Data entries:
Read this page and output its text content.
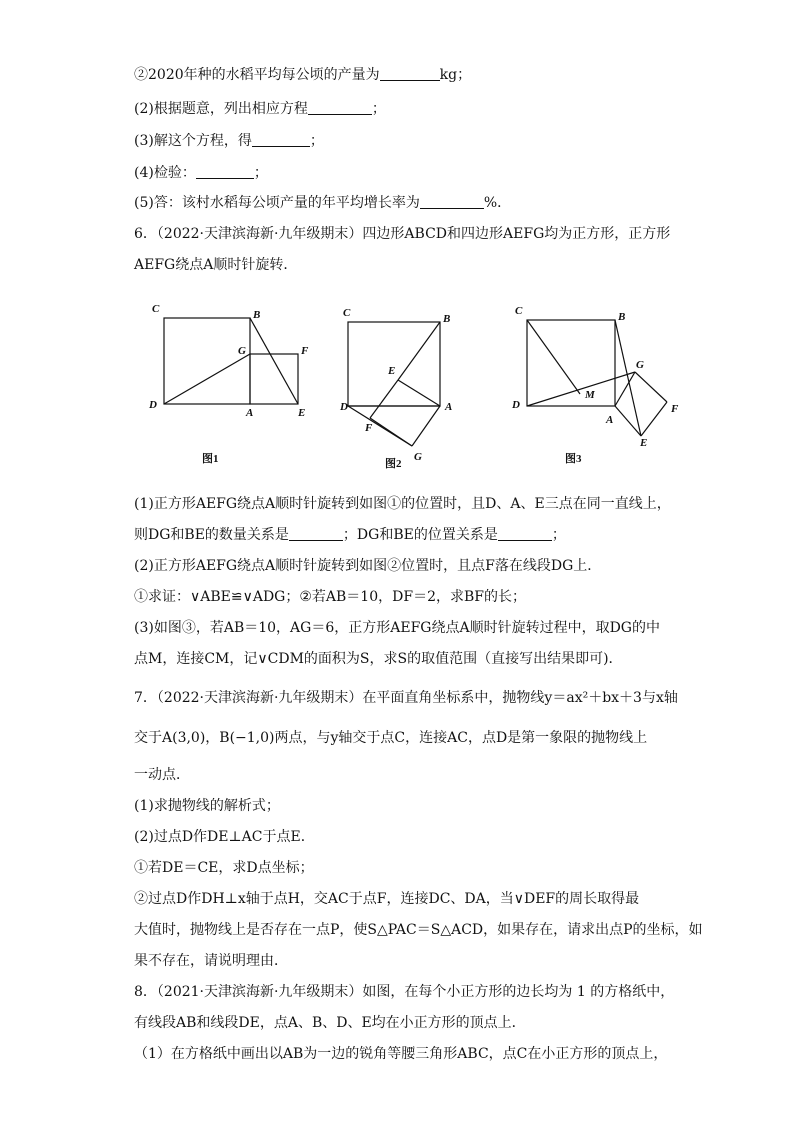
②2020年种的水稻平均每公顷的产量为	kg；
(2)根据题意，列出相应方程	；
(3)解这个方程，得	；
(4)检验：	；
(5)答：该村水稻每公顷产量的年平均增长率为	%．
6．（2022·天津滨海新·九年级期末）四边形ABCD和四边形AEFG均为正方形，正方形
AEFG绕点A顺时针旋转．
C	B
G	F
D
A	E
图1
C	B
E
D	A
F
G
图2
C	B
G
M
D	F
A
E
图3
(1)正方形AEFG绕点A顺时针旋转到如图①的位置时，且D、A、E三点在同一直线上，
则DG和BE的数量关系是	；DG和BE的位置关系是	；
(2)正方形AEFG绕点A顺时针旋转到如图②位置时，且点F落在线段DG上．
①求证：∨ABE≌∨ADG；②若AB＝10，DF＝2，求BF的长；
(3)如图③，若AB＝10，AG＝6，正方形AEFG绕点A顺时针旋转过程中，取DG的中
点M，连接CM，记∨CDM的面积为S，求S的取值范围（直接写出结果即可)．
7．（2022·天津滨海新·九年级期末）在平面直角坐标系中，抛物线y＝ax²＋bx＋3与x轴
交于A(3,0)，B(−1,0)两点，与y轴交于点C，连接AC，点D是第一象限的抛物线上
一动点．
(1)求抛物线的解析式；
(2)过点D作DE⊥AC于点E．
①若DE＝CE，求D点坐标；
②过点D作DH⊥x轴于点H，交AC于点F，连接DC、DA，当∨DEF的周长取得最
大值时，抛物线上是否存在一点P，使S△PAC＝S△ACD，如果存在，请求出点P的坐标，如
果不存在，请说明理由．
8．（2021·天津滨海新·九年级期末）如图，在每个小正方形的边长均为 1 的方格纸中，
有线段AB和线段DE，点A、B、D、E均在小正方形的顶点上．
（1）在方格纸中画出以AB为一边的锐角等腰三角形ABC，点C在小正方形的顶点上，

# Challenge:
Write out the listing above exactly as it stands, pictures excluded.

# Answer to the problem:
Read this page and output its text content.
②2020年种的水稻平均每公顷的产量为	kg；
(2)根据题意，列出相应方程	；
(3)解这个方程，得	；
(4)检验：	；
(5)答：该村水稻每公顷产量的年平均增长率为	%．
6．（2022·天津滨海新·九年级期末）四边形ABCD和四边形AEFG均为正方形，正方形
AEFG绕点A顺时针旋转．
C	B
G	F
D
A	E
图1
C	B
E
D	A
F
G
图2
C	B
G
M
D	F
A
E
图3
(1)正方形AEFG绕点A顺时针旋转到如图①的位置时，且D、A、E三点在同一直线上，
则DG和BE的数量关系是	；DG和BE的位置关系是	；
(2)正方形AEFG绕点A顺时针旋转到如图②位置时，且点F落在线段DG上．
①求证：∨ABE≌∨ADG；②若AB＝10，DF＝2，求BF的长；
(3)如图③，若AB＝10，AG＝6，正方形AEFG绕点A顺时针旋转过程中，取DG的中
点M，连接CM，记∨CDM的面积为S，求S的取值范围（直接写出结果即可)．
7．（2022·天津滨海新·九年级期末）在平面直角坐标系中，抛物线y＝ax²＋bx＋3与x轴
交于A(3,0)，B(−1,0)两点，与y轴交于点C，连接AC，点D是第一象限的抛物线上
一动点．
(1)求抛物线的解析式；
(2)过点D作DE⊥AC于点E．
①若DE＝CE，求D点坐标；
②过点D作DH⊥x轴于点H，交AC于点F，连接DC、DA，当∨DEF的周长取得最
大值时，抛物线上是否存在一点P，使S△PAC＝S△ACD，如果存在，请求出点P的坐标，如
果不存在，请说明理由．
8．（2021·天津滨海新·九年级期末）如图，在每个小正方形的边长均为 1 的方格纸中，
有线段AB和线段DE，点A、B、D、E均在小正方形的顶点上．
（1）在方格纸中画出以AB为一边的锐角等腰三角形ABC，点C在小正方形的顶点上，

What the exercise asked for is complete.